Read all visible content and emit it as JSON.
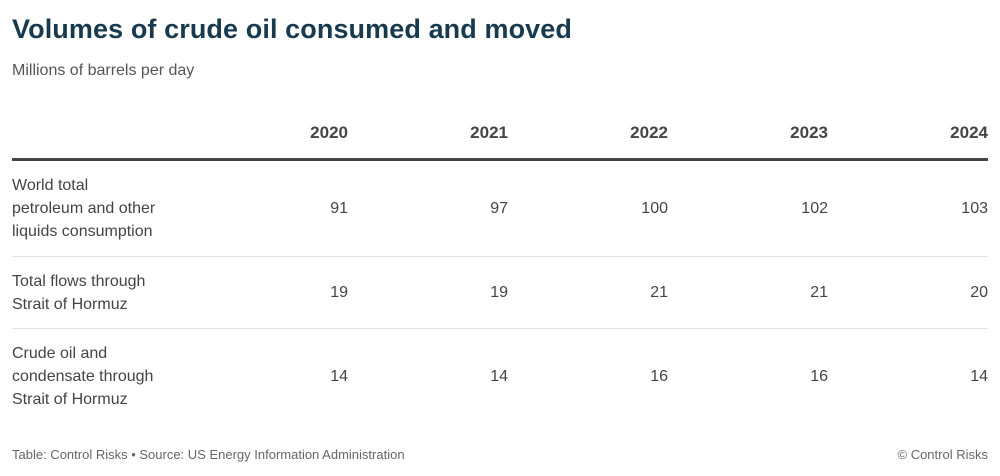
{
  "title": "Volumes of crude oil consumed and moved",
  "subtitle": "Millions of barrels per day",
  "chart_data": {
    "type": "table",
    "title": "Volumes of crude oil consumed and moved",
    "subtitle": "Millions of barrels per day",
    "columns": [
      "2020",
      "2021",
      "2022",
      "2023",
      "2024"
    ],
    "rows": [
      {
        "label": "World total petroleum and other liquids consumption",
        "label_lines": [
          "World total",
          "petroleum and other",
          "liquids consumption"
        ],
        "values": [
          "91",
          "97",
          "100",
          "102",
          "103"
        ]
      },
      {
        "label": "Total flows through Strait of Hormuz",
        "label_lines": [
          "Total flows through",
          "Strait of Hormuz"
        ],
        "values": [
          "19",
          "19",
          "21",
          "21",
          "20"
        ]
      },
      {
        "label": "Crude oil and condensate through Strait of Hormuz",
        "label_lines": [
          "Crude oil and",
          "condensate through",
          "Strait of Hormuz"
        ],
        "values": [
          "14",
          "14",
          "16",
          "16",
          "14"
        ]
      }
    ]
  },
  "footer": {
    "source": "Table: Control Risks • Source: US Energy Information Administration",
    "credit": "© Control Risks"
  },
  "colors": {
    "title": "#173a4e",
    "text": "#444444",
    "header_rule": "#444444",
    "row_rule": "#e3e3e3"
  }
}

----------

◆ **Do this**: The records above need to be restated word for word, with the pictures left out.

◆ **Output for this task**:
Read all visible content and emit it as JSON.
{
  "title": "Volumes of crude oil consumed and moved",
  "subtitle": "Millions of barrels per day",
  "chart_data": {
    "type": "table",
    "title": "Volumes of crude oil consumed and moved",
    "subtitle": "Millions of barrels per day",
    "columns": [
      "2020",
      "2021",
      "2022",
      "2023",
      "2024"
    ],
    "rows": [
      {
        "label": "World total petroleum and other liquids consumption",
        "label_lines": [
          "World total",
          "petroleum and other",
          "liquids consumption"
        ],
        "values": [
          "91",
          "97",
          "100",
          "102",
          "103"
        ]
      },
      {
        "label": "Total flows through Strait of Hormuz",
        "label_lines": [
          "Total flows through",
          "Strait of Hormuz"
        ],
        "values": [
          "19",
          "19",
          "21",
          "21",
          "20"
        ]
      },
      {
        "label": "Crude oil and condensate through Strait of Hormuz",
        "label_lines": [
          "Crude oil and",
          "condensate through",
          "Strait of Hormuz"
        ],
        "values": [
          "14",
          "14",
          "16",
          "16",
          "14"
        ]
      }
    ]
  },
  "footer": {
    "source": "Table: Control Risks • Source: US Energy Information Administration",
    "credit": "© Control Risks"
  },
  "colors": {
    "title": "#173a4e",
    "text": "#444444",
    "header_rule": "#444444",
    "row_rule": "#e3e3e3"
  }
}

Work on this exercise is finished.